Description of the task >> Put each line of the rows below into a JSON list of strings, with one string per line and blank lines left out.

— begin Exercise input —

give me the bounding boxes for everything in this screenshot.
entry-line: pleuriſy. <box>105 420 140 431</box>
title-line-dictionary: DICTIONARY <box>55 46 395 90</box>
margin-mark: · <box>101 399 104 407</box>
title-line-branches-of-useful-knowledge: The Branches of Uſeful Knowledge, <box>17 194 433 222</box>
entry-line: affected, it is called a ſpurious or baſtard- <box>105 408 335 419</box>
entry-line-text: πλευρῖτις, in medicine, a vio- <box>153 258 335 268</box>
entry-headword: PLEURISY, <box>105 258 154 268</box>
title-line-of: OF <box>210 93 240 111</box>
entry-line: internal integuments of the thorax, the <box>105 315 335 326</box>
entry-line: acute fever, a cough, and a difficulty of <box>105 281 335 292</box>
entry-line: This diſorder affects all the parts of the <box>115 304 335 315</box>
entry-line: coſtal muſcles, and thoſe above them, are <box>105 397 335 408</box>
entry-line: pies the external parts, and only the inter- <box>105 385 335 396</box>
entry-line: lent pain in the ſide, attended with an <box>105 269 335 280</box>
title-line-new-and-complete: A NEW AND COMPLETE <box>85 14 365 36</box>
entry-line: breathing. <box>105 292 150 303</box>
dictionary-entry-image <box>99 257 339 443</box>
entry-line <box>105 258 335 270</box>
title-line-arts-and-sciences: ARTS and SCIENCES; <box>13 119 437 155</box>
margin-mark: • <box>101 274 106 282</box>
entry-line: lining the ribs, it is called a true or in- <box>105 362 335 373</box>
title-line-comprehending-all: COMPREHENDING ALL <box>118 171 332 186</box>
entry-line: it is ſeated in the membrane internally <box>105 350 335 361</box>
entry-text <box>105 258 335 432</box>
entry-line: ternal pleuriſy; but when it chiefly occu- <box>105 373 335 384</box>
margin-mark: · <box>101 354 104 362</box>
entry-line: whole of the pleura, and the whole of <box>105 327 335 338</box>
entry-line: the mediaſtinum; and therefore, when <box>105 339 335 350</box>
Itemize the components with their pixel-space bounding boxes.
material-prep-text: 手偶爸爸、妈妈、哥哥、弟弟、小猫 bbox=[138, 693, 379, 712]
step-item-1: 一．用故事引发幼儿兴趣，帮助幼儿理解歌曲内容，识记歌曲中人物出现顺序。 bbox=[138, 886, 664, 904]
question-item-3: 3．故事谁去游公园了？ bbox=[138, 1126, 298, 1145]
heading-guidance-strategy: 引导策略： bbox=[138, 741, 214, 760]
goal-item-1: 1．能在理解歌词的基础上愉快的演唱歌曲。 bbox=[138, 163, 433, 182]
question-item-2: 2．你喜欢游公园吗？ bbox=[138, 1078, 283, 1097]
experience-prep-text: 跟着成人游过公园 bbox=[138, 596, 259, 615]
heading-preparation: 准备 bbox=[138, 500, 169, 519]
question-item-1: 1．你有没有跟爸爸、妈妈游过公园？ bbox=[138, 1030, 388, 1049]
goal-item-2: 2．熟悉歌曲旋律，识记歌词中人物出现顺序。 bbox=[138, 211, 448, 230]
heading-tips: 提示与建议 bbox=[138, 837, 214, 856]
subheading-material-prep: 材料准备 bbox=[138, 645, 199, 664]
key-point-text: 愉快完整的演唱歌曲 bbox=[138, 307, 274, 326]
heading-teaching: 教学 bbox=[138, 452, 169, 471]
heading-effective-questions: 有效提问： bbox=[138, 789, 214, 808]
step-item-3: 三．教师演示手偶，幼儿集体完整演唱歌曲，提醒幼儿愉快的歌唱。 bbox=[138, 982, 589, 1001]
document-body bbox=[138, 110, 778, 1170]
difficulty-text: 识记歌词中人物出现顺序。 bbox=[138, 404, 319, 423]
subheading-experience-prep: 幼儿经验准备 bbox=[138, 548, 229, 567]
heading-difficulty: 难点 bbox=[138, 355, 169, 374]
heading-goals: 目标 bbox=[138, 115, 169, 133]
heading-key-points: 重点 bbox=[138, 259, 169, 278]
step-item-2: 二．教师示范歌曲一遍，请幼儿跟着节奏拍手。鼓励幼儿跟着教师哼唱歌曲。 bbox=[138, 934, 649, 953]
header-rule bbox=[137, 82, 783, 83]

— end Exercise input —

Exercise result >>
[
  "give me the bounding boxes for everything in this screenshot.",
  "entry-line: pleuriſy. <box>105 420 140 431</box>",
  "title-line-dictionary: DICTIONARY <box>55 46 395 90</box>",
  "margin-mark: · <box>101 399 104 407</box>",
  "title-line-branches-of-useful-knowledge: The Branches of Uſeful Knowledge, <box>17 194 433 222</box>",
  "entry-line: affected, it is called a ſpurious or baſtard- <box>105 408 335 419</box>",
  "entry-line-text: πλευρῖτις, in medicine, a vio- <box>153 258 335 268</box>",
  "entry-headword: PLEURISY, <box>105 258 154 268</box>",
  "title-line-of: OF <box>210 93 240 111</box>",
  "entry-line: internal integuments of the thorax, the <box>105 315 335 326</box>",
  "entry-line: acute fever, a cough, and a difficulty of <box>105 281 335 292</box>",
  "entry-line: This diſorder affects all the parts of the <box>115 304 335 315</box>",
  "entry-line: coſtal muſcles, and thoſe above them, are <box>105 397 335 408</box>",
  "entry-line: pies the external parts, and only the inter- <box>105 385 335 396</box>",
  "entry-line: lent pain in the ſide, attended with an <box>105 269 335 280</box>",
  "title-line-new-and-complete: A NEW AND COMPLETE <box>85 14 365 36</box>",
  "entry-line: breathing. <box>105 292 150 303</box>",
  "dictionary-entry-image <box>99 257 339 443</box>",
  "entry-line <box>105 258 335 270</box>",
  "title-line-arts-and-sciences: ARTS and SCIENCES; <box>13 119 437 155</box>",
  "margin-mark: • <box>101 274 106 282</box>",
  "entry-line: lining the ribs, it is called a true or in- <box>105 362 335 373</box>",
  "title-line-comprehending-all: COMPREHENDING ALL <box>118 171 332 186</box>",
  "entry-line: it is ſeated in the membrane internally <box>105 350 335 361</box>",
  "entry-text <box>105 258 335 432</box>",
  "entry-line: ternal pleuriſy; but when it chiefly occu- <box>105 373 335 384</box>",
  "margin-mark: · <box>101 354 104 362</box>",
  "entry-line: whole of the pleura, and the whole of <box>105 327 335 338</box>",
  "entry-line: the mediaſtinum; and therefore, when <box>105 339 335 350</box>",
  "Itemize the components with their pixel-space bounding boxes.",
  "material-prep-text: 手偶爸爸、妈妈、哥哥、弟弟、小猫 bbox=[138, 693, 379, 712]",
  "step-item-1: 一．用故事引发幼儿兴趣，帮助幼儿理解歌曲内容，识记歌曲中人物出现顺序。 bbox=[138, 886, 664, 904]",
  "question-item-3: 3．故事谁去游公园了？ bbox=[138, 1126, 298, 1145]",
  "heading-guidance-strategy: 引导策略： bbox=[138, 741, 214, 760]",
  "goal-item-1: 1．能在理解歌词的基础上愉快的演唱歌曲。 bbox=[138, 163, 433, 182]",
  "question-item-2: 2．你喜欢游公园吗？ bbox=[138, 1078, 283, 1097]",
  "experience-prep-text: 跟着成人游过公园 bbox=[138, 596, 259, 615]",
  "heading-preparation: 准备 bbox=[138, 500, 169, 519]",
  "question-item-1: 1．你有没有跟爸爸、妈妈游过公园？ bbox=[138, 1030, 388, 1049]",
  "goal-item-2: 2．熟悉歌曲旋律，识记歌词中人物出现顺序。 bbox=[138, 211, 448, 230]",
  "heading-tips: 提示与建议 bbox=[138, 837, 214, 856]",
  "subheading-material-prep: 材料准备 bbox=[138, 645, 199, 664]",
  "key-point-text: 愉快完整的演唱歌曲 bbox=[138, 307, 274, 326]",
  "heading-teaching: 教学 bbox=[138, 452, 169, 471]",
  "heading-effective-questions: 有效提问： bbox=[138, 789, 214, 808]",
  "step-item-3: 三．教师演示手偶，幼儿集体完整演唱歌曲，提醒幼儿愉快的歌唱。 bbox=[138, 982, 589, 1001]",
  "document-body bbox=[138, 110, 778, 1170]",
  "difficulty-text: 识记歌词中人物出现顺序。 bbox=[138, 404, 319, 423]",
  "subheading-experience-prep: 幼儿经验准备 bbox=[138, 548, 229, 567]",
  "heading-difficulty: 难点 bbox=[138, 355, 169, 374]",
  "heading-goals: 目标 bbox=[138, 115, 169, 133]",
  "heading-key-points: 重点 bbox=[138, 259, 169, 278]",
  "step-item-2: 二．教师示范歌曲一遍，请幼儿跟着节奏拍手。鼓励幼儿跟着教师哼唱歌曲。 bbox=[138, 934, 649, 953]",
  "header-rule bbox=[137, 82, 783, 83]"
]